Problem statement → Set down, in full, every record in the block.

Records supplied →
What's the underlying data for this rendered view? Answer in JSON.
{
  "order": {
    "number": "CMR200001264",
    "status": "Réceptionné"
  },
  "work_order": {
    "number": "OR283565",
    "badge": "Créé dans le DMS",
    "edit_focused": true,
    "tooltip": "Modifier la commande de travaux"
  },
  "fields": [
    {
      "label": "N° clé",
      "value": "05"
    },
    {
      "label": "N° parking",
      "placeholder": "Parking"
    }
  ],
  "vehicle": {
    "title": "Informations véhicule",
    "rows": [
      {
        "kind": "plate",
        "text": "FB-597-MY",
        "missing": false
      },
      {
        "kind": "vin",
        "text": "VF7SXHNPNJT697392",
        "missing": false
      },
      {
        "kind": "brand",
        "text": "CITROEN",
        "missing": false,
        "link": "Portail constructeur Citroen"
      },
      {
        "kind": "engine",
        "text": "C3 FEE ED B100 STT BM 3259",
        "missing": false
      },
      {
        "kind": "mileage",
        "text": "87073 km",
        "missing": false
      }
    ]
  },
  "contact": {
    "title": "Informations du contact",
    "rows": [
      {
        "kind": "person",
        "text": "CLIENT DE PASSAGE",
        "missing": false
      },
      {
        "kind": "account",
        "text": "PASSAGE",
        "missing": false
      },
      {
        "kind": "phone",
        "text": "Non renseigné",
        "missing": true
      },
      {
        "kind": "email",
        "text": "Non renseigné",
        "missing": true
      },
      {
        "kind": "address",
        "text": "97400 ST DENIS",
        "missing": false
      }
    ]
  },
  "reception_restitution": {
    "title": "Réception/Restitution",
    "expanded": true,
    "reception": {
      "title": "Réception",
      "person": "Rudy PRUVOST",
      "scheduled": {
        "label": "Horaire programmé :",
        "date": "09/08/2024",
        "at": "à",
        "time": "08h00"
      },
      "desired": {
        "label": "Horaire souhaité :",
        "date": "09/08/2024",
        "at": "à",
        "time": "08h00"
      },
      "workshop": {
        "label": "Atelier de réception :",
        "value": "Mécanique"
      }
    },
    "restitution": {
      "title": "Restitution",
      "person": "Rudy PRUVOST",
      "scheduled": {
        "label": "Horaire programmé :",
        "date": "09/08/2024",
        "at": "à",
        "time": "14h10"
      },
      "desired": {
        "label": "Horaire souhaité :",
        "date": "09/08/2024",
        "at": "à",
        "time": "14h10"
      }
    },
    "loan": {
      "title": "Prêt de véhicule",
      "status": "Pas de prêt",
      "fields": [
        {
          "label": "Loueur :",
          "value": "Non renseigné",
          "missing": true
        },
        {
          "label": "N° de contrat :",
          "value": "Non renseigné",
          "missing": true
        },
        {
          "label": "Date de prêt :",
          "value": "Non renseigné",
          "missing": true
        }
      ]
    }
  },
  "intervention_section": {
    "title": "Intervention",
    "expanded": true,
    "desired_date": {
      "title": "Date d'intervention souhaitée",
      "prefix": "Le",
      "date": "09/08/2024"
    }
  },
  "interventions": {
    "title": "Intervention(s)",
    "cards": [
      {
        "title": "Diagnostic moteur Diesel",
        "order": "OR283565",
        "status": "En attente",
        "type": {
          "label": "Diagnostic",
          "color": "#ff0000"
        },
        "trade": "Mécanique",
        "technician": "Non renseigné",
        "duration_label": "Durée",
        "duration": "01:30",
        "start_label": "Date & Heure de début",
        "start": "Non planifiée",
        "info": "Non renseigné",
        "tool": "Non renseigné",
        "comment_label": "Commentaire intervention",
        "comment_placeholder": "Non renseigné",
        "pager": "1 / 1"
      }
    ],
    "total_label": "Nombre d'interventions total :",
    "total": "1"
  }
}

Worked answer →
What's the underlying data for this rendered view? Answer in JSON.
{
  "order": {
    "number": "CMR200001264",
    "status": "Réceptionné"
  },
  "work_order": {
    "number": "OR283565",
    "badge": "Créé dans le DMS",
    "edit_focused": true,
    "tooltip": "Modifier la commande de travaux"
  },
  "fields": [
    {
      "label": "N° clé",
      "value": "05"
    },
    {
      "label": "N° parking",
      "placeholder": "Parking"
    }
  ],
  "vehicle": {
    "title": "Informations véhicule",
    "rows": [
      {
        "kind": "plate",
        "text": "FB-597-MY",
        "missing": false
      },
      {
        "kind": "vin",
        "text": "VF7SXHNPNJT697392",
        "missing": false
      },
      {
        "kind": "brand",
        "text": "CITROEN",
        "missing": false,
        "link": "Portail constructeur Citroen"
      },
      {
        "kind": "engine",
        "text": "C3 FEE ED B100 STT BM 3259",
        "missing": false
      },
      {
        "kind": "mileage",
        "text": "87073 km",
        "missing": false
      }
    ]
  },
  "contact": {
    "title": "Informations du contact",
    "rows": [
      {
        "kind": "person",
        "text": "CLIENT DE PASSAGE",
        "missing": false
      },
      {
        "kind": "account",
        "text": "PASSAGE",
        "missing": false
      },
      {
        "kind": "phone",
        "text": "Non renseigné",
        "missing": true
      },
      {
        "kind": "email",
        "text": "Non renseigné",
        "missing": true
      },
      {
        "kind": "address",
        "text": "97400 ST DENIS",
        "missing": false
      }
    ]
  },
  "reception_restitution": {
    "title": "Réception/Restitution",
    "expanded": true,
    "reception": {
      "title": "Réception",
      "person": "Rudy PRUVOST",
      "scheduled": {
        "label": "Horaire programmé :",
        "date": "09/08/2024",
        "at": "à",
        "time": "08h00"
      },
      "desired": {
        "label": "Horaire souhaité :",
        "date": "09/08/2024",
        "at": "à",
        "time": "08h00"
      },
      "workshop": {
        "label": "Atelier de réception :",
        "value": "Mécanique"
      }
    },
    "restitution": {
      "title": "Restitution",
      "person": "Rudy PRUVOST",
      "scheduled": {
        "label": "Horaire programmé :",
        "date": "09/08/2024",
        "at": "à",
        "time": "14h10"
      },
      "desired": {
        "label": "Horaire souhaité :",
        "date": "09/08/2024",
        "at": "à",
        "time": "14h10"
      }
    },
    "loan": {
      "title": "Prêt de véhicule",
      "status": "Pas de prêt",
      "fields": [
        {
          "label": "Loueur :",
          "value": "Non renseigné",
          "missing": true
        },
        {
          "label": "N° de contrat :",
          "value": "Non renseigné",
          "missing": true
        },
        {
          "label": "Date de prêt :",
          "value": "Non renseigné",
          "missing": true
        }
      ]
    }
  },
  "intervention_section": {
    "title": "Intervention",
    "expanded": true,
    "desired_date": {
      "title": "Date d'intervention souhaitée",
      "prefix": "Le",
      "date": "09/08/2024"
    }
  },
  "interventions": {
    "title": "Intervention(s)",
    "cards": [
      {
        "title": "Diagnostic moteur Diesel",
        "order": "OR283565",
        "status": "En attente",
        "type": {
          "label": "Diagnostic",
          "color": "#ff0000"
        },
        "trade": "Mécanique",
        "technician": "Non renseigné",
        "duration_label": "Durée",
        "duration": "01:30",
        "start_label": "Date & Heure de début",
        "start": "Non planifiée",
        "info": "Non renseigné",
        "tool": "Non renseigné",
        "comment_label": "Commentaire intervention",
        "comment_placeholder": "Non renseigné",
        "pager": "1 / 1"
      }
    ],
    "total_label": "Nombre d'interventions total :",
    "total": "1"
  }
}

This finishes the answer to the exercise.